▶ **TASK DIRECTIONS**: Leave the pictures out and print every record below exactly as it stands.

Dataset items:
——————————

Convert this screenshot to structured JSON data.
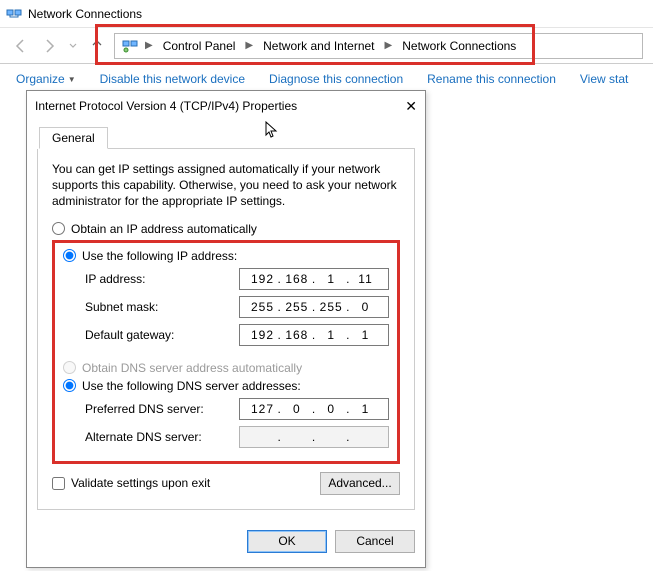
{
  "explorer": {
    "title": "Network Connections",
    "breadcrumbs": [
      "Control Panel",
      "Network and Internet",
      "Network Connections"
    ]
  },
  "toolbar": {
    "organize": "Organize",
    "disable": "Disable this network device",
    "diagnose": "Diagnose this connection",
    "rename": "Rename this connection",
    "view": "View stat"
  },
  "dialog": {
    "title": "Internet Protocol Version 4 (TCP/IPv4) Properties",
    "tab": "General",
    "desc": "You can get IP settings assigned automatically if your network supports this capability. Otherwise, you need to ask your network administrator for the appropriate IP settings.",
    "r_auto_ip": "Obtain an IP address automatically",
    "r_use_ip": "Use the following IP address:",
    "lbl_ip": "IP address:",
    "lbl_mask": "Subnet mask:",
    "lbl_gw": "Default gateway:",
    "r_auto_dns": "Obtain DNS server address automatically",
    "r_use_dns": "Use the following DNS server addresses:",
    "lbl_pdns": "Preferred DNS server:",
    "lbl_adns": "Alternate DNS server:",
    "validate": "Validate settings upon exit",
    "advanced": "Advanced...",
    "ok": "OK",
    "cancel": "Cancel",
    "ip": {
      "a": "192",
      "b": "168",
      "c": "1",
      "d": "11"
    },
    "mask": {
      "a": "255",
      "b": "255",
      "c": "255",
      "d": "0"
    },
    "gw": {
      "a": "192",
      "b": "168",
      "c": "1",
      "d": "1"
    },
    "pdns": {
      "a": "127",
      "b": "0",
      "c": "0",
      "d": "1"
    },
    "adns": {
      "a": "",
      "b": "",
      "c": "",
      "d": ""
    }
  }
}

——————————

▶ **RESPONSE TO THE EXERCISE**:
Convert this screenshot to structured JSON data.
{
  "explorer": {
    "title": "Network Connections",
    "breadcrumbs": [
      "Control Panel",
      "Network and Internet",
      "Network Connections"
    ]
  },
  "toolbar": {
    "organize": "Organize",
    "disable": "Disable this network device",
    "diagnose": "Diagnose this connection",
    "rename": "Rename this connection",
    "view": "View stat"
  },
  "dialog": {
    "title": "Internet Protocol Version 4 (TCP/IPv4) Properties",
    "tab": "General",
    "desc": "You can get IP settings assigned automatically if your network supports this capability. Otherwise, you need to ask your network administrator for the appropriate IP settings.",
    "r_auto_ip": "Obtain an IP address automatically",
    "r_use_ip": "Use the following IP address:",
    "lbl_ip": "IP address:",
    "lbl_mask": "Subnet mask:",
    "lbl_gw": "Default gateway:",
    "r_auto_dns": "Obtain DNS server address automatically",
    "r_use_dns": "Use the following DNS server addresses:",
    "lbl_pdns": "Preferred DNS server:",
    "lbl_adns": "Alternate DNS server:",
    "validate": "Validate settings upon exit",
    "advanced": "Advanced...",
    "ok": "OK",
    "cancel": "Cancel",
    "ip": {
      "a": "192",
      "b": "168",
      "c": "1",
      "d": "11"
    },
    "mask": {
      "a": "255",
      "b": "255",
      "c": "255",
      "d": "0"
    },
    "gw": {
      "a": "192",
      "b": "168",
      "c": "1",
      "d": "1"
    },
    "pdns": {
      "a": "127",
      "b": "0",
      "c": "0",
      "d": "1"
    },
    "adns": {
      "a": "",
      "b": "",
      "c": "",
      "d": ""
    }
  }
}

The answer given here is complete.